## [EXERCISE REQUIREMENTS]
Every entry below should be transcribed exactly; pictures stay out of the copy.

— start of INFORMATION PROVIDED —

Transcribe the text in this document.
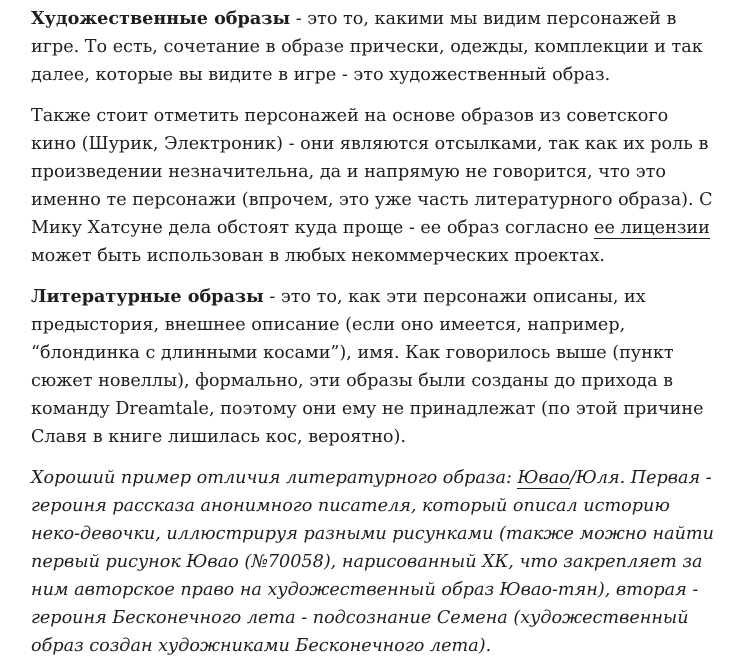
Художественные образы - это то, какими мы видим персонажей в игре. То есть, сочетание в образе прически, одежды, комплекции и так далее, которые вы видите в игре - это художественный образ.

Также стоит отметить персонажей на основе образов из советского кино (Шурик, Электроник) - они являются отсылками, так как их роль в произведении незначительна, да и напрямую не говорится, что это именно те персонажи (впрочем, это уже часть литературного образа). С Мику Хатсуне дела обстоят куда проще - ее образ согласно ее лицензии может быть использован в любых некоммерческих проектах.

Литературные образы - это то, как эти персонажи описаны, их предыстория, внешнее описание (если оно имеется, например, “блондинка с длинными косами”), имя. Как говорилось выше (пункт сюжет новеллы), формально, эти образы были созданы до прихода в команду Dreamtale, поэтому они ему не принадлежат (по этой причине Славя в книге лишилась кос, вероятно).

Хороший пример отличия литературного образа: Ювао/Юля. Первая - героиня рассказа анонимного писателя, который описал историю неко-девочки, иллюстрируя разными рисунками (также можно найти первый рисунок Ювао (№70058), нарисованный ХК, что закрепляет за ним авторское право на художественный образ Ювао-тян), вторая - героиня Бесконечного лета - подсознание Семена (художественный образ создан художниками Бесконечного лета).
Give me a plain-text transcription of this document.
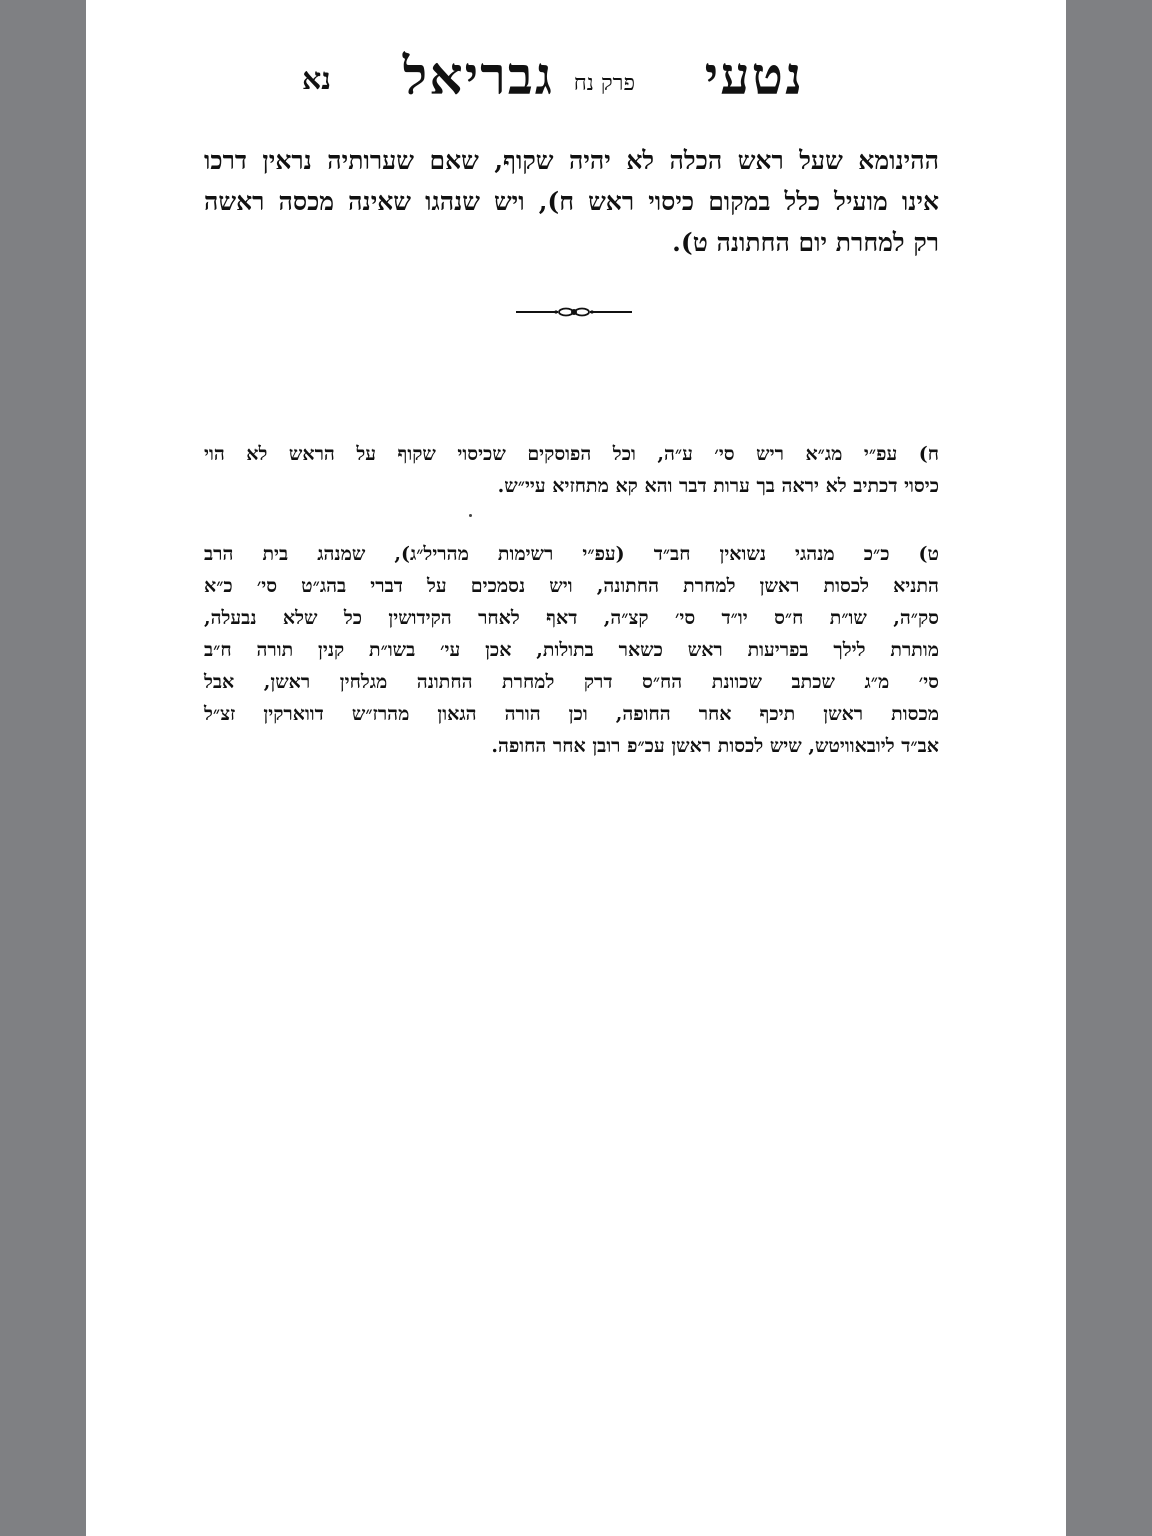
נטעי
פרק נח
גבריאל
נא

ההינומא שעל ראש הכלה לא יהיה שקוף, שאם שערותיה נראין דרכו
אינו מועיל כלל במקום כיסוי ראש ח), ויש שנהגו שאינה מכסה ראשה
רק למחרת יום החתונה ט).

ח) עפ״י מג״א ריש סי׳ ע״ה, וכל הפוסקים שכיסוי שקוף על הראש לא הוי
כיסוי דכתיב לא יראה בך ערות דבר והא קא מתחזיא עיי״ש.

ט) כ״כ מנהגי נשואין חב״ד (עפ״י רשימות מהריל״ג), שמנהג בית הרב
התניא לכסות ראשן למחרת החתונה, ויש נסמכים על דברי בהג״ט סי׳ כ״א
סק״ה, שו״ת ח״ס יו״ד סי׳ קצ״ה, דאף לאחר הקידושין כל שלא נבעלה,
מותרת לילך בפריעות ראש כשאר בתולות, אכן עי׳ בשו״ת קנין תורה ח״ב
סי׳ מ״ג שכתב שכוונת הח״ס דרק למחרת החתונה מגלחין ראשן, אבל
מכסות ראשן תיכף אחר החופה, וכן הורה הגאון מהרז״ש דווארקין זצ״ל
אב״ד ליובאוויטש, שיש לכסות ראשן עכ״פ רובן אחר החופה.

— end of INFORMATION PROVIDED —

## [SOLUTION FOR THIS EXERCISE]
Transcribe the text in this document.
Художественные образы - это то, какими мы видим персонажей в игре. То есть, сочетание в образе прически, одежды, комплекции и так далее, которые вы видите в игре - это художественный образ.

Также стоит отметить персонажей на основе образов из советского кино (Шурик, Электроник) - они являются отсылками, так как их роль в произведении незначительна, да и напрямую не говорится, что это именно те персонажи (впрочем, это уже часть литературного образа). С Мику Хатсуне дела обстоят куда проще - ее образ согласно ее лицензии может быть использован в любых некоммерческих проектах.

Литературные образы - это то, как эти персонажи описаны, их предыстория, внешнее описание (если оно имеется, например, “блондинка с длинными косами”), имя. Как говорилось выше (пункт сюжет новеллы), формально, эти образы были созданы до прихода в команду Dreamtale, поэтому они ему не принадлежат (по этой причине Славя в книге лишилась кос, вероятно).

Хороший пример отличия литературного образа: Ювао/Юля. Первая - героиня рассказа анонимного писателя, который описал историю неко-девочки, иллюстрируя разными рисунками (также можно найти первый рисунок Ювао (№70058), нарисованный ХК, что закрепляет за ним авторское право на художественный образ Ювао-тян), вторая - героиня Бесконечного лета - подсознание Семена (художественный образ создан художниками Бесконечного лета).
Give me a plain-text transcription of this document.
נטעי
פרק נח
גבריאל
נא

ההינומא שעל ראש הכלה לא יהיה שקוף, שאם שערותיה נראין דרכו
אינו מועיל כלל במקום כיסוי ראש ח), ויש שנהגו שאינה מכסה ראשה
רק למחרת יום החתונה ט).

ח) עפ״י מג״א ריש סי׳ ע״ה, וכל הפוסקים שכיסוי שקוף על הראש לא הוי
כיסוי דכתיב לא יראה בך ערות דבר והא קא מתחזיא עיי״ש.

ט) כ״כ מנהגי נשואין חב״ד (עפ״י רשימות מהריל״ג), שמנהג בית הרב
התניא לכסות ראשן למחרת החתונה, ויש נסמכים על דברי בהג״ט סי׳ כ״א
סק״ה, שו״ת ח״ס יו״ד סי׳ קצ״ה, דאף לאחר הקידושין כל שלא נבעלה,
מותרת לילך בפריעות ראש כשאר בתולות, אכן עי׳ בשו״ת קנין תורה ח״ב
סי׳ מ״ג שכתב שכוונת הח״ס דרק למחרת החתונה מגלחין ראשן, אבל
מכסות ראשן תיכף אחר החופה, וכן הורה הגאון מהרז״ש דווארקין זצ״ל
אב״ד ליובאוויטש, שיש לכסות ראשן עכ״פ רובן אחר החופה.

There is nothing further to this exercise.